- **Written problem**
In the entries that follow, find the word "ylabel" and report each line it is on.

=== Data in this exercise ===

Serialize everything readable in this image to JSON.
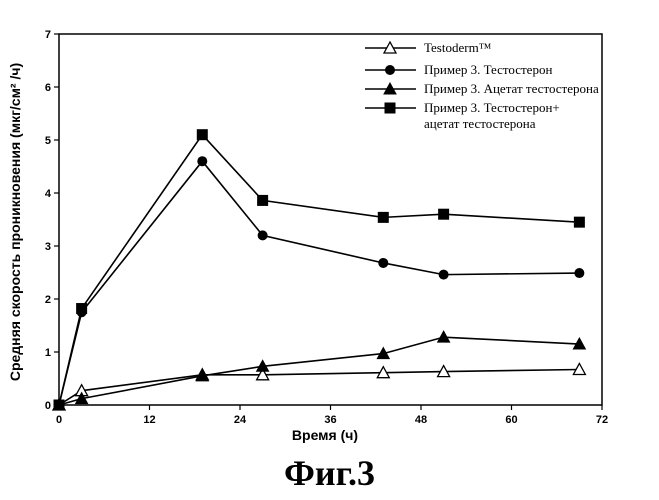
{
  "chart_data": {
    "type": "line",
    "title": "",
    "xlabel": "Время (ч)",
    "ylabel": "Средняя скорость проникновения (мкг/см² /ч)",
    "xlim": [
      0,
      72
    ],
    "ylim": [
      0,
      7
    ],
    "xticks": [
      0,
      12,
      24,
      36,
      48,
      60,
      72
    ],
    "yticks": [
      0,
      1,
      2,
      3,
      4,
      5,
      6,
      7
    ],
    "grid": false,
    "legend_position": "top-right",
    "series": [
      {
        "name": "Testoderm™",
        "marker": "open-triangle",
        "x": [
          0,
          3,
          19,
          27,
          43,
          51,
          69
        ],
        "y": [
          0.0,
          0.27,
          0.57,
          0.57,
          0.61,
          0.63,
          0.67
        ]
      },
      {
        "name": "Пример 3. Тестостерон",
        "marker": "filled-circle",
        "x": [
          0,
          3,
          19,
          27,
          43,
          51,
          69
        ],
        "y": [
          0.0,
          1.75,
          4.6,
          3.2,
          2.68,
          2.46,
          2.49
        ]
      },
      {
        "name": "Пример 3. Ацетат тестостерона",
        "marker": "filled-triangle",
        "x": [
          0,
          3,
          19,
          27,
          43,
          51,
          69
        ],
        "y": [
          0.0,
          0.12,
          0.55,
          0.73,
          0.97,
          1.28,
          1.15
        ]
      },
      {
        "name": "Пример 3. Тестостерон+ ацетат тестостерона",
        "name_lines": [
          "Пример 3. Тестостерон+",
          "ацетат тестостерона"
        ],
        "marker": "filled-square",
        "x": [
          0,
          3,
          19,
          27,
          43,
          51,
          69
        ],
        "y": [
          0.0,
          1.82,
          5.1,
          3.86,
          3.54,
          3.6,
          3.45
        ]
      }
    ]
  },
  "figure_caption": "Фиг.3"
}
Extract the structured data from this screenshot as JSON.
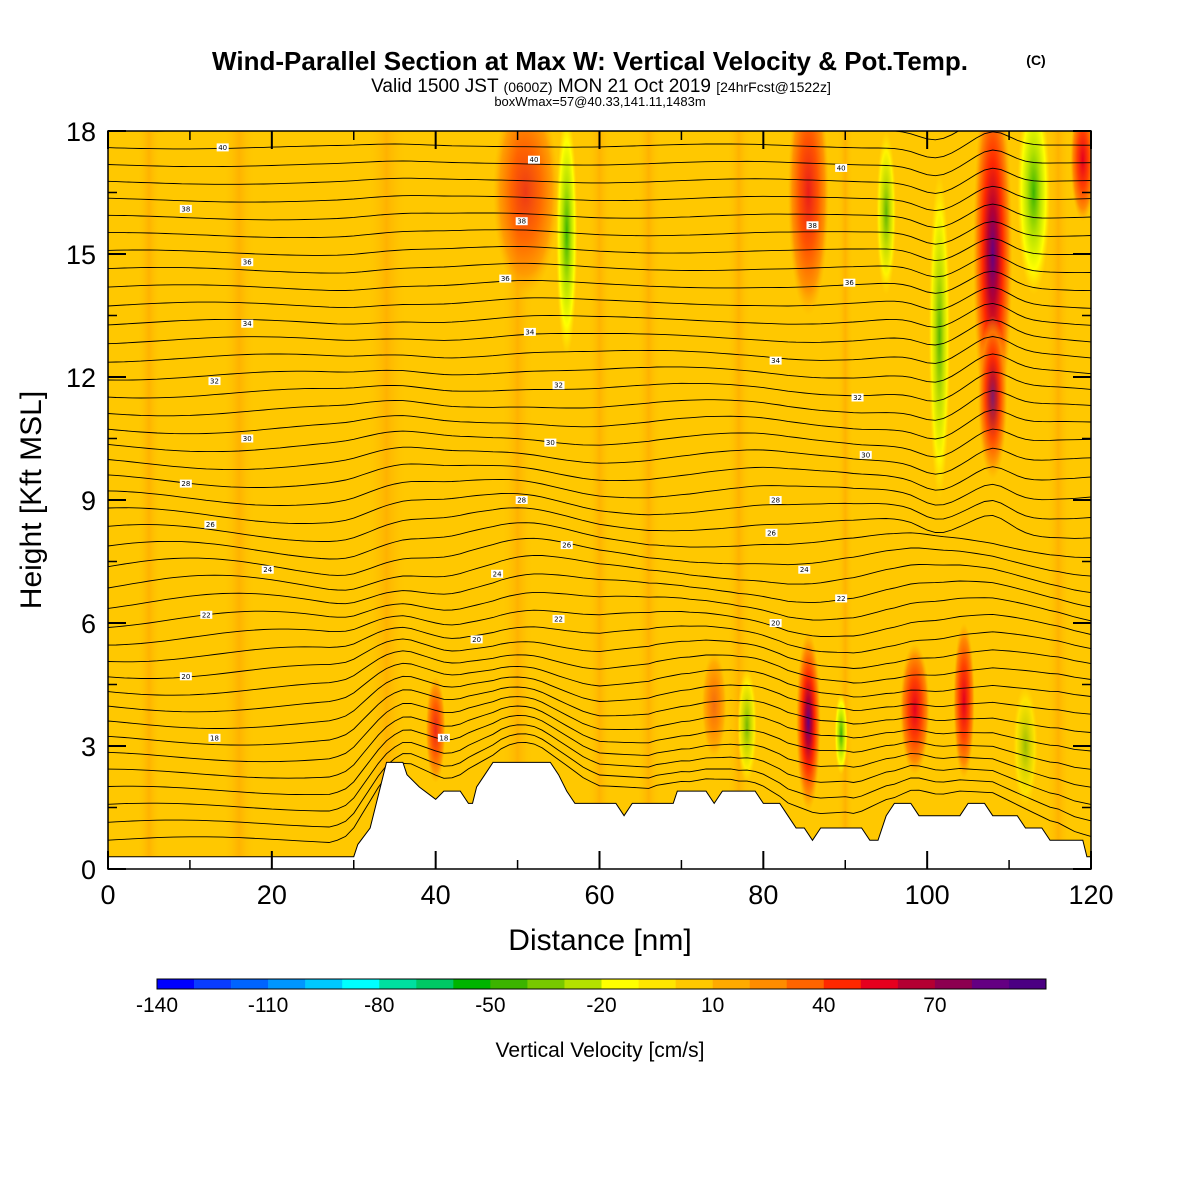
{
  "header": {
    "title": "Wind-Parallel Section at Max W: Vertical Velocity & Pot.Temp.",
    "copyright": "(C)",
    "valid_prefix": "Valid 1500 JST",
    "valid_zulu": "(0600Z)",
    "valid_date": "MON 21 Oct 2019",
    "forecast": "[24hrFcst@1522z]",
    "box_info": "boxWmax=57@40.33,141.11,1483m"
  },
  "chart_data": {
    "type": "heatmap",
    "xlabel": "Distance [nm]",
    "ylabel": "Height [Kft MSL]",
    "xlim": [
      0,
      120
    ],
    "ylim": [
      0,
      18
    ],
    "x_ticks": [
      "0",
      "20",
      "40",
      "60",
      "80",
      "100",
      "120"
    ],
    "y_ticks": [
      "0",
      "3",
      "6",
      "9",
      "12",
      "15",
      "18"
    ],
    "colorbar": {
      "label": "Vertical Velocity [cm/s]",
      "tick_labels": [
        "-140",
        "-110",
        "-80",
        "-50",
        "-20",
        "10",
        "40",
        "70"
      ],
      "tick_values": [
        -140,
        -110,
        -80,
        -50,
        -20,
        10,
        40,
        70
      ],
      "range": [
        -140,
        100
      ],
      "colors": [
        "#0000ff",
        "#0a3cff",
        "#0064ff",
        "#0096ff",
        "#00c8ff",
        "#00ffff",
        "#00e0a0",
        "#00c864",
        "#00b400",
        "#3cb400",
        "#78c800",
        "#b4e100",
        "#ffff00",
        "#ffe600",
        "#ffc800",
        "#ffaa00",
        "#ff8c00",
        "#ff6400",
        "#ff2800",
        "#e6001e",
        "#b40032",
        "#8c0050",
        "#640082",
        "#4b0082"
      ]
    },
    "terrain": [
      [
        0,
        0.3
      ],
      [
        30,
        0.3
      ],
      [
        30.5,
        0.6
      ],
      [
        32,
        1.0
      ],
      [
        33,
        1.8
      ],
      [
        34,
        2.6
      ],
      [
        36,
        2.6
      ],
      [
        36.5,
        2.3
      ],
      [
        38,
        2.0
      ],
      [
        40,
        1.7
      ],
      [
        41,
        1.9
      ],
      [
        43,
        1.9
      ],
      [
        44,
        1.6
      ],
      [
        44.5,
        1.6
      ],
      [
        45,
        2.0
      ],
      [
        46,
        2.3
      ],
      [
        47,
        2.6
      ],
      [
        54,
        2.6
      ],
      [
        55,
        2.3
      ],
      [
        56,
        1.9
      ],
      [
        57,
        1.6
      ],
      [
        62,
        1.6
      ],
      [
        63,
        1.3
      ],
      [
        64,
        1.6
      ],
      [
        69,
        1.6
      ],
      [
        69.5,
        1.9
      ],
      [
        73,
        1.9
      ],
      [
        74,
        1.6
      ],
      [
        75,
        1.9
      ],
      [
        79,
        1.9
      ],
      [
        80,
        1.6
      ],
      [
        82,
        1.6
      ],
      [
        83,
        1.3
      ],
      [
        84,
        1.0
      ],
      [
        85,
        1.0
      ],
      [
        86,
        0.7
      ],
      [
        87,
        1.0
      ],
      [
        92,
        1.0
      ],
      [
        93,
        0.7
      ],
      [
        94,
        0.7
      ],
      [
        95,
        1.3
      ],
      [
        96,
        1.6
      ],
      [
        98,
        1.6
      ],
      [
        99,
        1.3
      ],
      [
        104,
        1.3
      ],
      [
        105,
        1.6
      ],
      [
        107,
        1.6
      ],
      [
        108,
        1.3
      ],
      [
        111,
        1.3
      ],
      [
        112,
        1.0
      ],
      [
        114,
        1.0
      ],
      [
        115,
        0.7
      ],
      [
        119,
        0.7
      ],
      [
        119.5,
        0.3
      ],
      [
        120,
        0.3
      ]
    ],
    "theta_labels": [
      {
        "x": 14,
        "y": 17.6,
        "text": "40"
      },
      {
        "x": 9.5,
        "y": 16.1,
        "text": "38"
      },
      {
        "x": 17,
        "y": 14.8,
        "text": "36"
      },
      {
        "x": 17,
        "y": 13.3,
        "text": "34"
      },
      {
        "x": 13,
        "y": 11.9,
        "text": "32"
      },
      {
        "x": 17,
        "y": 10.5,
        "text": "30"
      },
      {
        "x": 9.5,
        "y": 9.4,
        "text": "28"
      },
      {
        "x": 12.5,
        "y": 8.4,
        "text": "26"
      },
      {
        "x": 19.5,
        "y": 7.3,
        "text": "24"
      },
      {
        "x": 12,
        "y": 6.2,
        "text": "22"
      },
      {
        "x": 9.5,
        "y": 4.7,
        "text": "20"
      },
      {
        "x": 13,
        "y": 3.2,
        "text": "18"
      },
      {
        "x": 41,
        "y": 3.2,
        "text": "18"
      },
      {
        "x": 52,
        "y": 17.3,
        "text": "40"
      },
      {
        "x": 50.5,
        "y": 15.8,
        "text": "38"
      },
      {
        "x": 48.5,
        "y": 14.4,
        "text": "36"
      },
      {
        "x": 51.5,
        "y": 13.1,
        "text": "34"
      },
      {
        "x": 55,
        "y": 11.8,
        "text": "32"
      },
      {
        "x": 54,
        "y": 10.4,
        "text": "30"
      },
      {
        "x": 50.5,
        "y": 9.0,
        "text": "28"
      },
      {
        "x": 56,
        "y": 7.9,
        "text": "26"
      },
      {
        "x": 47.5,
        "y": 7.2,
        "text": "24"
      },
      {
        "x": 55,
        "y": 6.1,
        "text": "22"
      },
      {
        "x": 45,
        "y": 5.6,
        "text": "20"
      },
      {
        "x": 89.5,
        "y": 17.1,
        "text": "40"
      },
      {
        "x": 86,
        "y": 15.7,
        "text": "38"
      },
      {
        "x": 90.5,
        "y": 14.3,
        "text": "36"
      },
      {
        "x": 81.5,
        "y": 12.4,
        "text": "34"
      },
      {
        "x": 91.5,
        "y": 11.5,
        "text": "32"
      },
      {
        "x": 92.5,
        "y": 10.1,
        "text": "30"
      },
      {
        "x": 81.5,
        "y": 9.0,
        "text": "28"
      },
      {
        "x": 81,
        "y": 8.2,
        "text": "26"
      },
      {
        "x": 85,
        "y": 7.3,
        "text": "24"
      },
      {
        "x": 89.5,
        "y": 6.6,
        "text": "22"
      },
      {
        "x": 81.5,
        "y": 6.0,
        "text": "20"
      }
    ]
  }
}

===

- **Written response**
    "ylabel": "Средняя скорость проникновения (мкг/см² /ч)",
    "ylabel": "Height [Kft MSL]",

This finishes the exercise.